*Listed records*:
◇ ◇ ◇ ◇ ◇ ◇ ◇

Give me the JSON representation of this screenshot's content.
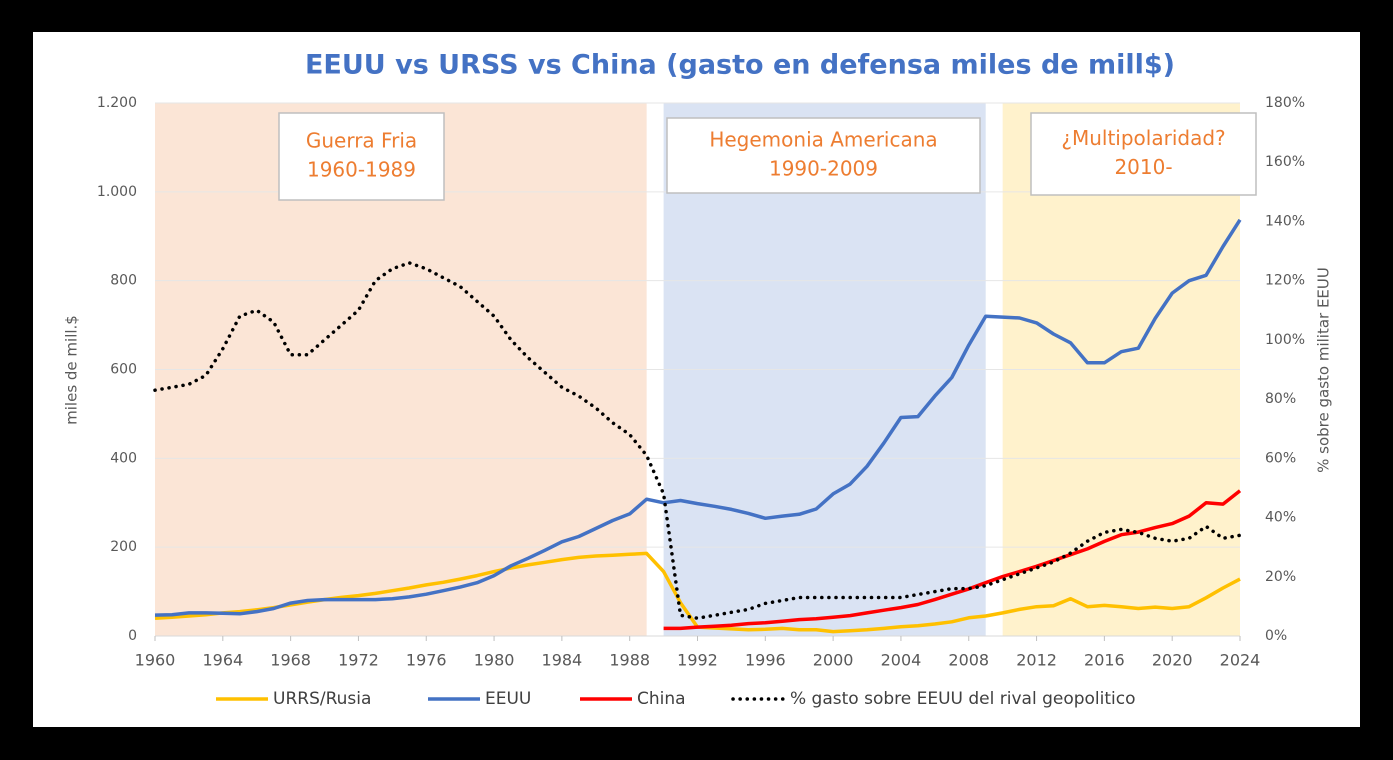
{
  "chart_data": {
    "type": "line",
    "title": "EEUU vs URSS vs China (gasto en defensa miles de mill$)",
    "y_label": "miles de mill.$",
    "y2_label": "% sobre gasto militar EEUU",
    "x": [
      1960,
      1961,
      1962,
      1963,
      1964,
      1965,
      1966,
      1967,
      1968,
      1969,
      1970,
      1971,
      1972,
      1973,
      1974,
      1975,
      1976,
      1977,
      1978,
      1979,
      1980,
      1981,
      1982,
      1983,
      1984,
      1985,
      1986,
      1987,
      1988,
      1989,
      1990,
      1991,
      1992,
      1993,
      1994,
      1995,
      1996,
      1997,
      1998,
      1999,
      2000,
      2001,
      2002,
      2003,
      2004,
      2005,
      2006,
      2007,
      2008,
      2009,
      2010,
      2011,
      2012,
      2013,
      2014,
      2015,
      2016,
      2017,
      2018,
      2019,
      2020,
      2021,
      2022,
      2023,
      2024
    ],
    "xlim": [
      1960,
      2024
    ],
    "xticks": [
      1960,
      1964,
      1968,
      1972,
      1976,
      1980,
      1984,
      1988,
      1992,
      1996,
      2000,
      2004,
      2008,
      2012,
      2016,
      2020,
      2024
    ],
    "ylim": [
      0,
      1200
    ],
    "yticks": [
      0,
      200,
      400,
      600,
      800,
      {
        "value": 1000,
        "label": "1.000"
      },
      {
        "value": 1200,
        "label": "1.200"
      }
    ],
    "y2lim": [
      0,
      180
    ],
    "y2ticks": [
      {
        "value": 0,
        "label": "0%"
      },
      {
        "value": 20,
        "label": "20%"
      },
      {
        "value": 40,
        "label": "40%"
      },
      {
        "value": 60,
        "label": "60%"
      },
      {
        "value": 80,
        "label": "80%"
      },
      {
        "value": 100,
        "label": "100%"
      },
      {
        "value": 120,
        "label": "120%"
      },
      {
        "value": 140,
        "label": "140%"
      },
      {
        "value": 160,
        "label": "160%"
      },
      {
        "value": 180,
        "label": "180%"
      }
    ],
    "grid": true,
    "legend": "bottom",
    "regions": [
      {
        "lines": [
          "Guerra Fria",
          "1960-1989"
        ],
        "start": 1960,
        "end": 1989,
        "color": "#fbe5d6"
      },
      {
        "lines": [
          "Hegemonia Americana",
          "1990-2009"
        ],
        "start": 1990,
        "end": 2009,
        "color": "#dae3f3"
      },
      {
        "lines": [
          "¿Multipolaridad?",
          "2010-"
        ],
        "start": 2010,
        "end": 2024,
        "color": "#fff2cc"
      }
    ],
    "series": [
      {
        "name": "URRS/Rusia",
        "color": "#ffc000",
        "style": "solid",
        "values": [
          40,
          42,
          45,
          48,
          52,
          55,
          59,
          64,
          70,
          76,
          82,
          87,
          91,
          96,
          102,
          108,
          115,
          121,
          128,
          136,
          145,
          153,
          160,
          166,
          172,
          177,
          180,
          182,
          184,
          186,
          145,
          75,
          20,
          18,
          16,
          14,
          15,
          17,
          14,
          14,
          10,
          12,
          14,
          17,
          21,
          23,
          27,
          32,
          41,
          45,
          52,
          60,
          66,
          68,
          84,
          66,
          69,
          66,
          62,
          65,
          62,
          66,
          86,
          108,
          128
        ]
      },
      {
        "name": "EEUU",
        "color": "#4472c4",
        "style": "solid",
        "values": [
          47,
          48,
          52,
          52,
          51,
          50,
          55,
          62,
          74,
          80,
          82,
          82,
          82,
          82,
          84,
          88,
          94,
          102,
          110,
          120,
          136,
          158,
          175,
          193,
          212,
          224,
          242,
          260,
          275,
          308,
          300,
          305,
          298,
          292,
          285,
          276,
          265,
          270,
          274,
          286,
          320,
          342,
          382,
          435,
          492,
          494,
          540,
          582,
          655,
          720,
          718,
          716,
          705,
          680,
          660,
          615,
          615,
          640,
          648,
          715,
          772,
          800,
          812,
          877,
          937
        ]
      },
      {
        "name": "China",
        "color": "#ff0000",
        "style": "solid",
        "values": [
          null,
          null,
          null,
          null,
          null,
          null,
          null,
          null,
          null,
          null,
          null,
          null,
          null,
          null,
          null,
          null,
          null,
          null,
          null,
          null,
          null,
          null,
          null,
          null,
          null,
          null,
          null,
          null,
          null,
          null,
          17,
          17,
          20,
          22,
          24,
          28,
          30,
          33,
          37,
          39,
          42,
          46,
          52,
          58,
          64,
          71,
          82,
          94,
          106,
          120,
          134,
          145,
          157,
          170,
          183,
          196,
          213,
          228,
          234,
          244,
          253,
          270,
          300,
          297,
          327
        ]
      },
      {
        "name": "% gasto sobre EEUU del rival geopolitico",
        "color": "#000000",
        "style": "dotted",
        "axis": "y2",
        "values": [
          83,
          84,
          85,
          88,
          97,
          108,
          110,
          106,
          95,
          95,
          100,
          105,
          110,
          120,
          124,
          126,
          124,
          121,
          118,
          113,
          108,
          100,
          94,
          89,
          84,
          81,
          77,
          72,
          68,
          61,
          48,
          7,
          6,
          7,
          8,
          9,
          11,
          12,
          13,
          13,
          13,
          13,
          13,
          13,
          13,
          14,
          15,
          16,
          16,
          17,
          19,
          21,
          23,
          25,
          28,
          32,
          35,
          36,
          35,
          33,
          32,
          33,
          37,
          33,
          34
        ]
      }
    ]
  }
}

◇ ◇ ◇ ◇ ◇ ◇ ◇

*Given instruction*:
Show all lines from the data above in which the word "name" appears.

*Full output*:
        "name": "URRS/Rusia",
        "name": "EEUU",
        "name": "China",
        "name": "% gasto sobre EEUU del rival geopolitico",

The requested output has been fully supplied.